▶ [Exercise instructions]: Output every entry exactly, from the first line to the last.

▶ [The input]:
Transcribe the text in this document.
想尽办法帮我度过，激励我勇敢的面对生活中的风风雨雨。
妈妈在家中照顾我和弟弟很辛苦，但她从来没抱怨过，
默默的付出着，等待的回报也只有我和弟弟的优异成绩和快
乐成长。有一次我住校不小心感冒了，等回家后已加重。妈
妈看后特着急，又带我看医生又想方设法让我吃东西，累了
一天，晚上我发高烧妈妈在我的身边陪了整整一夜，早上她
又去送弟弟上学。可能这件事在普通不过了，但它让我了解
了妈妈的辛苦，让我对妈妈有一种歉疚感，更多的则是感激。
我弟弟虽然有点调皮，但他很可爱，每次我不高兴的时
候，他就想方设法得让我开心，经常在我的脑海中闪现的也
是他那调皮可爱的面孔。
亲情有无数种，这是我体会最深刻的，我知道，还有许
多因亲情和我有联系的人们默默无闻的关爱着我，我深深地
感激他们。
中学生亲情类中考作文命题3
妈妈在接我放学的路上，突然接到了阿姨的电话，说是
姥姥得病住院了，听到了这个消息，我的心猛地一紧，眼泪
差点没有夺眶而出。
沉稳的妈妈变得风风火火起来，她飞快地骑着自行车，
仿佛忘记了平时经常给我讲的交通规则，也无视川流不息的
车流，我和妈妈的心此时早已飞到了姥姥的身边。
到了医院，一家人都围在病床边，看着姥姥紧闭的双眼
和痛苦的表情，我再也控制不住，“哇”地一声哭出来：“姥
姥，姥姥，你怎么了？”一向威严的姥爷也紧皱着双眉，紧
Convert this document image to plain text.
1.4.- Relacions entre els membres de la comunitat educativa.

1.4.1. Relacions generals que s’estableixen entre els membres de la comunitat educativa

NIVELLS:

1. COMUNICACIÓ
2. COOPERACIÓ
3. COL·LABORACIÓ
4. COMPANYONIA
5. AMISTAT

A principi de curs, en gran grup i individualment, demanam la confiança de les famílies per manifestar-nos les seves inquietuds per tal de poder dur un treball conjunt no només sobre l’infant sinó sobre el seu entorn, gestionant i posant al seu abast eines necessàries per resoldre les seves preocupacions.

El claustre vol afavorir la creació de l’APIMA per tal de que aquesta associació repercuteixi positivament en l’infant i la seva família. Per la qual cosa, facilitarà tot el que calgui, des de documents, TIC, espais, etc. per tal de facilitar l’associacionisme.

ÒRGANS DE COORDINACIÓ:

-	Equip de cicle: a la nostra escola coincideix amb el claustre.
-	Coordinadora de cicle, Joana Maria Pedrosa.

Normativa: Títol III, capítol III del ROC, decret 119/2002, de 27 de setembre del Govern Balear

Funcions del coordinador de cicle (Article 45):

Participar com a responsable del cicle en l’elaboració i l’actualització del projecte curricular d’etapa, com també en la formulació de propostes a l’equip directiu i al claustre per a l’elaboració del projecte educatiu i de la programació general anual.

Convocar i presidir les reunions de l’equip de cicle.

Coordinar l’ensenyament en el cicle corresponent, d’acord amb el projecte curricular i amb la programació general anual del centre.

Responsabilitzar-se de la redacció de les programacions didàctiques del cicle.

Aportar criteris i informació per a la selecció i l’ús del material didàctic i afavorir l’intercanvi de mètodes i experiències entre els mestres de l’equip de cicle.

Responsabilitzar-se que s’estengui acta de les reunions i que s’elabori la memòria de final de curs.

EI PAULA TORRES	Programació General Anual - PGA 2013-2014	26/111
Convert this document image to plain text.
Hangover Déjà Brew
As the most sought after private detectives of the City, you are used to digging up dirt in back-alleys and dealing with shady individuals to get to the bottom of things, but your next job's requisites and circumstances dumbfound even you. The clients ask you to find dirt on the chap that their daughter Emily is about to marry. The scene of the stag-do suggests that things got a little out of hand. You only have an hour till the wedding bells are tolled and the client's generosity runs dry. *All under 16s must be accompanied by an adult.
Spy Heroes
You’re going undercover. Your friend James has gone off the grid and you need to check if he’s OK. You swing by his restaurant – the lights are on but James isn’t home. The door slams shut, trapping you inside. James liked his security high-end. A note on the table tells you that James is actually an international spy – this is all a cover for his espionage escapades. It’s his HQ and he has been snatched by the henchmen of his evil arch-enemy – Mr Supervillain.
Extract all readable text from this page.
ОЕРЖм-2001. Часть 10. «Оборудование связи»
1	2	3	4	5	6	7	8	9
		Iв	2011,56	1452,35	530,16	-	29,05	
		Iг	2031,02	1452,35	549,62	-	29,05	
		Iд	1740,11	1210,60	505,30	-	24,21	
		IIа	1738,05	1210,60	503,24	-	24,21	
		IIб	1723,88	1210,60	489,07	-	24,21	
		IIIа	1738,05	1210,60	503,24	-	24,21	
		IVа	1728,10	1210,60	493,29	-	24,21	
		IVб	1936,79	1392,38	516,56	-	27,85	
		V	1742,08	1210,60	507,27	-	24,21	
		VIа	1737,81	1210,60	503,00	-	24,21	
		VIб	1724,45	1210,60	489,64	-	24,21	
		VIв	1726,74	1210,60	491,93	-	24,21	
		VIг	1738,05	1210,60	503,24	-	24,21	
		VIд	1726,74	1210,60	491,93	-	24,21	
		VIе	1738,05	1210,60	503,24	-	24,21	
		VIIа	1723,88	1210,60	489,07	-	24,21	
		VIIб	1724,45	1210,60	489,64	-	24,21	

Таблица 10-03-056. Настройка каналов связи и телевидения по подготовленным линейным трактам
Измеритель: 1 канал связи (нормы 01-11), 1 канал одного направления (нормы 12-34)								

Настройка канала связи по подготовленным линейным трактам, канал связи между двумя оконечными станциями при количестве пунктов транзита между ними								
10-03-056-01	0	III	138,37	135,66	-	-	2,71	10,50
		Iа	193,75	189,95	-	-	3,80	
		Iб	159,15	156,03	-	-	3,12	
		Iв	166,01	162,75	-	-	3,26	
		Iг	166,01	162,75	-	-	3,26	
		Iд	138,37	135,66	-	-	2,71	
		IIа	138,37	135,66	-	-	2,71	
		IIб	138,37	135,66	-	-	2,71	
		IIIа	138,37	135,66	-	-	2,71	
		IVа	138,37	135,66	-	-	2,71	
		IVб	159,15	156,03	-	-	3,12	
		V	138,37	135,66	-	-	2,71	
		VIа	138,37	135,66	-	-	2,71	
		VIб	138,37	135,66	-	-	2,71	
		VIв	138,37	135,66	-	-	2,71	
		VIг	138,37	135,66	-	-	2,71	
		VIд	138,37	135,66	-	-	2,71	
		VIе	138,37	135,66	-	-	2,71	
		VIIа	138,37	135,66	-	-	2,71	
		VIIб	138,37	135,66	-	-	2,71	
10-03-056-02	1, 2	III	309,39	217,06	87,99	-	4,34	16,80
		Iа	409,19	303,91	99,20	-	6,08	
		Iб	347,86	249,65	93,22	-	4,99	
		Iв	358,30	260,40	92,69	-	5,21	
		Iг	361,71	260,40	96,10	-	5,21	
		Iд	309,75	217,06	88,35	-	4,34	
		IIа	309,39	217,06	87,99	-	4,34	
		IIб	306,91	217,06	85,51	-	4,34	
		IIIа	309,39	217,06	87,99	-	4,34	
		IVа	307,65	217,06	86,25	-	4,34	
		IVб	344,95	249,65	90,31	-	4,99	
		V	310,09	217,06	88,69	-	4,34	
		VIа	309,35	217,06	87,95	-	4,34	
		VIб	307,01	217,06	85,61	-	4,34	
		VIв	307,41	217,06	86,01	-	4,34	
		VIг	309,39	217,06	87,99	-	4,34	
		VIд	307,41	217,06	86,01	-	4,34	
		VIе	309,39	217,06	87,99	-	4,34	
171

▶ [Final answer]:
Transcribe the text in this document.
想尽办法帮我度过，激励我勇敢的面对生活中的风风雨雨。
妈妈在家中照顾我和弟弟很辛苦，但她从来没抱怨过，
默默的付出着，等待的回报也只有我和弟弟的优异成绩和快
乐成长。有一次我住校不小心感冒了，等回家后已加重。妈
妈看后特着急，又带我看医生又想方设法让我吃东西，累了
一天，晚上我发高烧妈妈在我的身边陪了整整一夜，早上她
又去送弟弟上学。可能这件事在普通不过了，但它让我了解
了妈妈的辛苦，让我对妈妈有一种歉疚感，更多的则是感激。
我弟弟虽然有点调皮，但他很可爱，每次我不高兴的时
候，他就想方设法得让我开心，经常在我的脑海中闪现的也
是他那调皮可爱的面孔。
亲情有无数种，这是我体会最深刻的，我知道，还有许
多因亲情和我有联系的人们默默无闻的关爱着我，我深深地
感激他们。
中学生亲情类中考作文命题3
妈妈在接我放学的路上，突然接到了阿姨的电话，说是
姥姥得病住院了，听到了这个消息，我的心猛地一紧，眼泪
差点没有夺眶而出。
沉稳的妈妈变得风风火火起来，她飞快地骑着自行车，
仿佛忘记了平时经常给我讲的交通规则，也无视川流不息的
车流，我和妈妈的心此时早已飞到了姥姥的身边。
到了医院，一家人都围在病床边，看着姥姥紧闭的双眼
和痛苦的表情，我再也控制不住，“哇”地一声哭出来：“姥
姥，姥姥，你怎么了？”一向威严的姥爷也紧皱着双眉，紧
Convert this document image to plain text.
1.4.- Relacions entre els membres de la comunitat educativa.

1.4.1. Relacions generals que s’estableixen entre els membres de la comunitat educativa

NIVELLS:

1. COMUNICACIÓ
2. COOPERACIÓ
3. COL·LABORACIÓ
4. COMPANYONIA
5. AMISTAT

A principi de curs, en gran grup i individualment, demanam la confiança de les famílies per manifestar-nos les seves inquietuds per tal de poder dur un treball conjunt no només sobre l’infant sinó sobre el seu entorn, gestionant i posant al seu abast eines necessàries per resoldre les seves preocupacions.

El claustre vol afavorir la creació de l’APIMA per tal de que aquesta associació repercuteixi positivament en l’infant i la seva família. Per la qual cosa, facilitarà tot el que calgui, des de documents, TIC, espais, etc. per tal de facilitar l’associacionisme.

ÒRGANS DE COORDINACIÓ:

-	Equip de cicle: a la nostra escola coincideix amb el claustre.
-	Coordinadora de cicle, Joana Maria Pedrosa.

Normativa: Títol III, capítol III del ROC, decret 119/2002, de 27 de setembre del Govern Balear

Funcions del coordinador de cicle (Article 45):

Participar com a responsable del cicle en l’elaboració i l’actualització del projecte curricular d’etapa, com també en la formulació de propostes a l’equip directiu i al claustre per a l’elaboració del projecte educatiu i de la programació general anual.

Convocar i presidir les reunions de l’equip de cicle.

Coordinar l’ensenyament en el cicle corresponent, d’acord amb el projecte curricular i amb la programació general anual del centre.

Responsabilitzar-se de la redacció de les programacions didàctiques del cicle.

Aportar criteris i informació per a la selecció i l’ús del material didàctic i afavorir l’intercanvi de mètodes i experiències entre els mestres de l’equip de cicle.

Responsabilitzar-se que s’estengui acta de les reunions i que s’elabori la memòria de final de curs.

EI PAULA TORRES	Programació General Anual - PGA 2013-2014	26/111
Convert this document image to plain text.
Hangover Déjà Brew
As the most sought after private detectives of the City, you are used to digging up dirt in back-alleys and dealing with shady individuals to get to the bottom of things, but your next job's requisites and circumstances dumbfound even you. The clients ask you to find dirt on the chap that their daughter Emily is about to marry. The scene of the stag-do suggests that things got a little out of hand. You only have an hour till the wedding bells are tolled and the client's generosity runs dry. *All under 16s must be accompanied by an adult.
Spy Heroes
You’re going undercover. Your friend James has gone off the grid and you need to check if he’s OK. You swing by his restaurant – the lights are on but James isn’t home. The door slams shut, trapping you inside. James liked his security high-end. A note on the table tells you that James is actually an international spy – this is all a cover for his espionage escapades. It’s his HQ and he has been snatched by the henchmen of his evil arch-enemy – Mr Supervillain.
Extract all readable text from this page.
ОЕРЖм-2001. Часть 10. «Оборудование связи»
1	2	3	4	5	6	7	8	9
		Iв	2011,56	1452,35	530,16	-	29,05	
		Iг	2031,02	1452,35	549,62	-	29,05	
		Iд	1740,11	1210,60	505,30	-	24,21	
		IIа	1738,05	1210,60	503,24	-	24,21	
		IIб	1723,88	1210,60	489,07	-	24,21	
		IIIа	1738,05	1210,60	503,24	-	24,21	
		IVа	1728,10	1210,60	493,29	-	24,21	
		IVб	1936,79	1392,38	516,56	-	27,85	
		V	1742,08	1210,60	507,27	-	24,21	
		VIа	1737,81	1210,60	503,00	-	24,21	
		VIб	1724,45	1210,60	489,64	-	24,21	
		VIв	1726,74	1210,60	491,93	-	24,21	
		VIг	1738,05	1210,60	503,24	-	24,21	
		VIд	1726,74	1210,60	491,93	-	24,21	
		VIе	1738,05	1210,60	503,24	-	24,21	
		VIIа	1723,88	1210,60	489,07	-	24,21	
		VIIб	1724,45	1210,60	489,64	-	24,21	

Таблица 10-03-056. Настройка каналов связи и телевидения по подготовленным линейным трактам
Измеритель: 1 канал связи (нормы 01-11), 1 канал одного направления (нормы 12-34)								

Настройка канала связи по подготовленным линейным трактам, канал связи между двумя оконечными станциями при количестве пунктов транзита между ними								
10-03-056-01	0	III	138,37	135,66	-	-	2,71	10,50
		Iа	193,75	189,95	-	-	3,80	
		Iб	159,15	156,03	-	-	3,12	
		Iв	166,01	162,75	-	-	3,26	
		Iг	166,01	162,75	-	-	3,26	
		Iд	138,37	135,66	-	-	2,71	
		IIа	138,37	135,66	-	-	2,71	
		IIб	138,37	135,66	-	-	2,71	
		IIIа	138,37	135,66	-	-	2,71	
		IVа	138,37	135,66	-	-	2,71	
		IVб	159,15	156,03	-	-	3,12	
		V	138,37	135,66	-	-	2,71	
		VIа	138,37	135,66	-	-	2,71	
		VIб	138,37	135,66	-	-	2,71	
		VIв	138,37	135,66	-	-	2,71	
		VIг	138,37	135,66	-	-	2,71	
		VIд	138,37	135,66	-	-	2,71	
		VIе	138,37	135,66	-	-	2,71	
		VIIа	138,37	135,66	-	-	2,71	
		VIIб	138,37	135,66	-	-	2,71	
10-03-056-02	1, 2	III	309,39	217,06	87,99	-	4,34	16,80
		Iа	409,19	303,91	99,20	-	6,08	
		Iб	347,86	249,65	93,22	-	4,99	
		Iв	358,30	260,40	92,69	-	5,21	
		Iг	361,71	260,40	96,10	-	5,21	
		Iд	309,75	217,06	88,35	-	4,34	
		IIа	309,39	217,06	87,99	-	4,34	
		IIб	306,91	217,06	85,51	-	4,34	
		IIIа	309,39	217,06	87,99	-	4,34	
		IVа	307,65	217,06	86,25	-	4,34	
		IVб	344,95	249,65	90,31	-	4,99	
		V	310,09	217,06	88,69	-	4,34	
		VIа	309,35	217,06	87,95	-	4,34	
		VIб	307,01	217,06	85,61	-	4,34	
		VIв	307,41	217,06	86,01	-	4,34	
		VIг	309,39	217,06	87,99	-	4,34	
		VIд	307,41	217,06	86,01	-	4,34	
		VIе	309,39	217,06	87,99	-	4,34	
171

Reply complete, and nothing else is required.